Begin Entries provided

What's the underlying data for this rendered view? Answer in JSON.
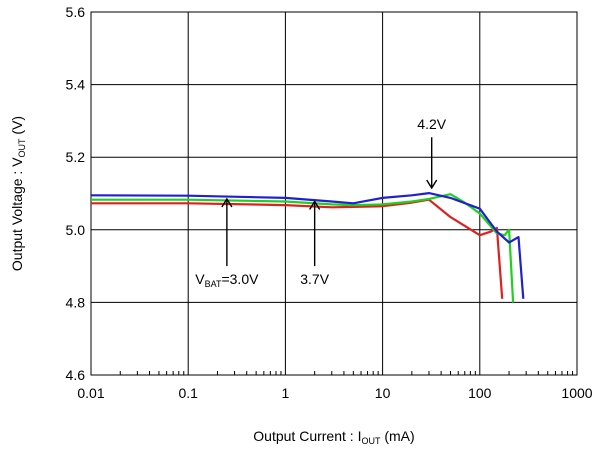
{
  "chart_data": {
    "type": "line",
    "title": "",
    "xscale": "log",
    "xlim": [
      0.01,
      1000
    ],
    "ylim": [
      4.6,
      5.6
    ],
    "grid": true,
    "xticks": [
      "0.01",
      "0.1",
      "1",
      "10",
      "100",
      "1000"
    ],
    "yticks": [
      "4.6",
      "4.8",
      "5.0",
      "5.2",
      "5.4",
      "5.6"
    ],
    "xlabel": {
      "main": "Output Current : I",
      "sub": "OUT",
      "unit": " (mA)"
    },
    "ylabel": {
      "main": "Output Voltage : V",
      "sub": "OUT",
      "unit": " (V)"
    },
    "series": [
      {
        "color": "#e02020",
        "x": [
          0.01,
          0.1,
          1,
          3,
          5,
          10,
          20,
          30,
          50,
          100,
          130,
          150,
          170
        ],
        "y": [
          5.073,
          5.073,
          5.068,
          5.062,
          5.063,
          5.065,
          5.075,
          5.083,
          5.035,
          4.985,
          4.995,
          5.005,
          4.81
        ]
      },
      {
        "color": "#20d020",
        "x": [
          0.01,
          0.1,
          1,
          3,
          5,
          10,
          20,
          30,
          50,
          70,
          100,
          150,
          180,
          200,
          220
        ],
        "y": [
          5.083,
          5.083,
          5.078,
          5.07,
          5.068,
          5.07,
          5.078,
          5.085,
          5.098,
          5.075,
          5.045,
          4.99,
          4.985,
          5.0,
          4.8
        ]
      },
      {
        "color": "#2020d0",
        "x": [
          0.01,
          0.1,
          1,
          3,
          5,
          10,
          20,
          30,
          50,
          100,
          150,
          200,
          250,
          280
        ],
        "y": [
          5.095,
          5.094,
          5.088,
          5.078,
          5.073,
          5.088,
          5.095,
          5.101,
          5.088,
          5.058,
          4.995,
          4.965,
          4.98,
          4.81
        ]
      }
    ],
    "annotations": [
      {
        "label": "V",
        "sub": "BAT",
        "rest": "=3.0V",
        "x": 0.25,
        "y_tip": 5.085,
        "y_tail": 4.9,
        "dir": "up"
      },
      {
        "label": "3.7V",
        "sub": "",
        "rest": "",
        "x": 2.0,
        "y_tip": 5.078,
        "y_tail": 4.9,
        "dir": "up"
      },
      {
        "label": "4.2V",
        "sub": "",
        "rest": "",
        "x": 32,
        "y_tip": 5.115,
        "y_tail": 5.255,
        "dir": "down"
      }
    ]
  }
}
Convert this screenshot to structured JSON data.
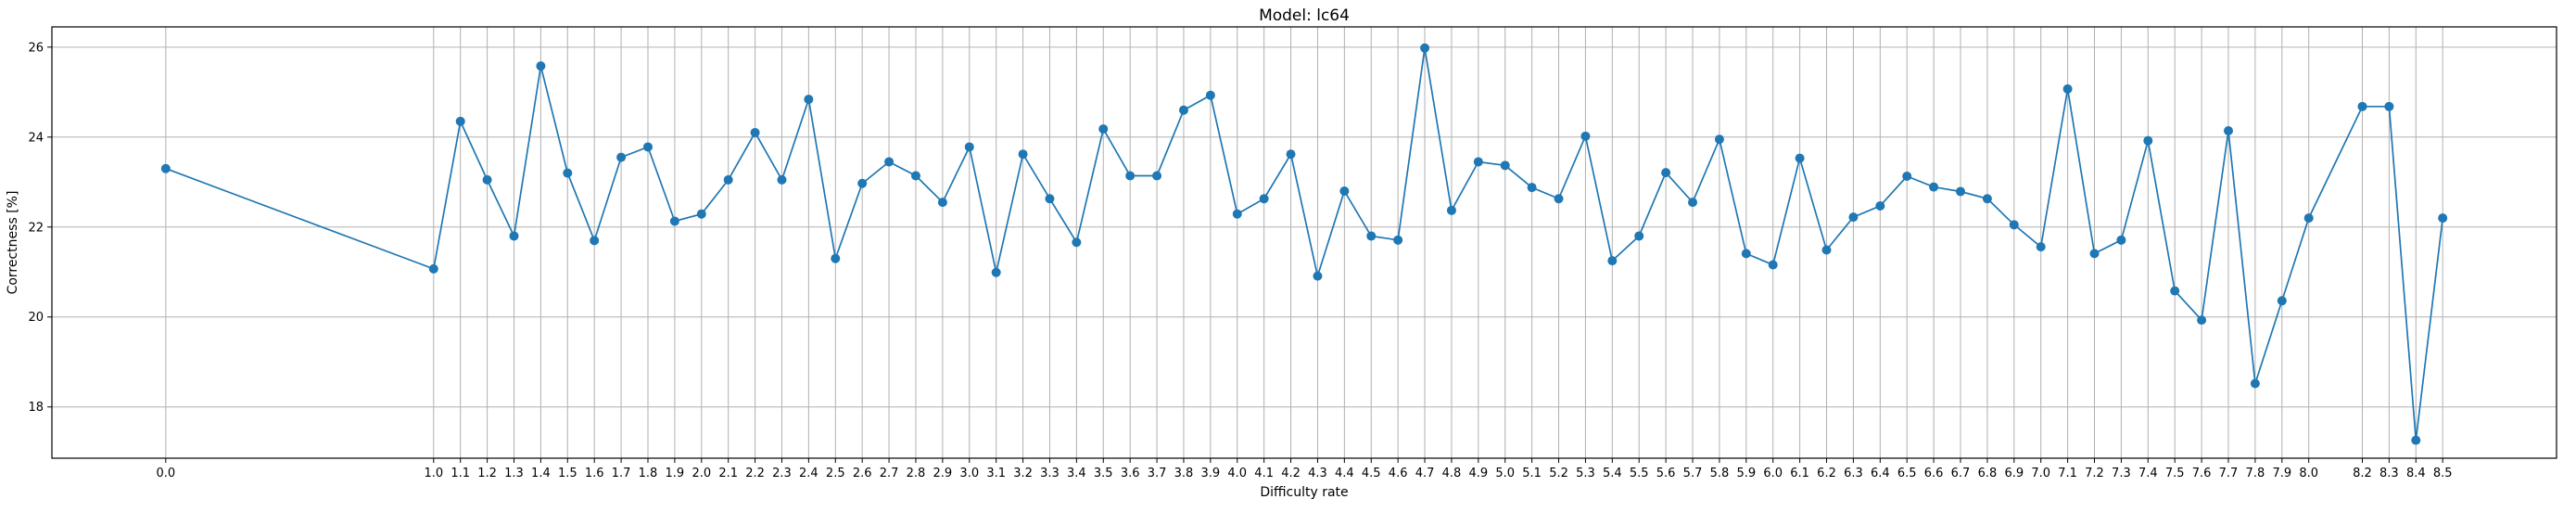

End Entries provided

--- Task ---
Return the whole listing, word for word, and leave out every picture.

--- Answer for the task ---
What's the underlying data for this rendered view? Answer in JSON.
{
  "chart_data": {
    "type": "line",
    "title": "",
    "xscale": "log",
    "xlim": [
      0.01,
      1000
    ],
    "ylim": [
      4.6,
      5.6
    ],
    "grid": true,
    "xticks": [
      "0.01",
      "0.1",
      "1",
      "10",
      "100",
      "1000"
    ],
    "yticks": [
      "4.6",
      "4.8",
      "5.0",
      "5.2",
      "5.4",
      "5.6"
    ],
    "xlabel": {
      "main": "Output Current : I",
      "sub": "OUT",
      "unit": " (mA)"
    },
    "ylabel": {
      "main": "Output Voltage : V",
      "sub": "OUT",
      "unit": " (V)"
    },
    "series": [
      {
        "color": "#e02020",
        "x": [
          0.01,
          0.1,
          1,
          3,
          5,
          10,
          20,
          30,
          50,
          100,
          130,
          150,
          170
        ],
        "y": [
          5.073,
          5.073,
          5.068,
          5.062,
          5.063,
          5.065,
          5.075,
          5.083,
          5.035,
          4.985,
          4.995,
          5.005,
          4.81
        ]
      },
      {
        "color": "#20d020",
        "x": [
          0.01,
          0.1,
          1,
          3,
          5,
          10,
          20,
          30,
          50,
          70,
          100,
          150,
          180,
          200,
          220
        ],
        "y": [
          5.083,
          5.083,
          5.078,
          5.07,
          5.068,
          5.07,
          5.078,
          5.085,
          5.098,
          5.075,
          5.045,
          4.99,
          4.985,
          5.0,
          4.8
        ]
      },
      {
        "color": "#2020d0",
        "x": [
          0.01,
          0.1,
          1,
          3,
          5,
          10,
          20,
          30,
          50,
          100,
          150,
          200,
          250,
          280
        ],
        "y": [
          5.095,
          5.094,
          5.088,
          5.078,
          5.073,
          5.088,
          5.095,
          5.101,
          5.088,
          5.058,
          4.995,
          4.965,
          4.98,
          4.81
        ]
      }
    ],
    "annotations": [
      {
        "label": "V",
        "sub": "BAT",
        "rest": "=3.0V",
        "x": 0.25,
        "y_tip": 5.085,
        "y_tail": 4.9,
        "dir": "up"
      },
      {
        "label": "3.7V",
        "sub": "",
        "rest": "",
        "x": 2.0,
        "y_tip": 5.078,
        "y_tail": 4.9,
        "dir": "up"
      },
      {
        "label": "4.2V",
        "sub": "",
        "rest": "",
        "x": 32,
        "y_tip": 5.115,
        "y_tail": 5.255,
        "dir": "down"
      }
    ]
  }
}
Convert this screenshot to structured JSON data.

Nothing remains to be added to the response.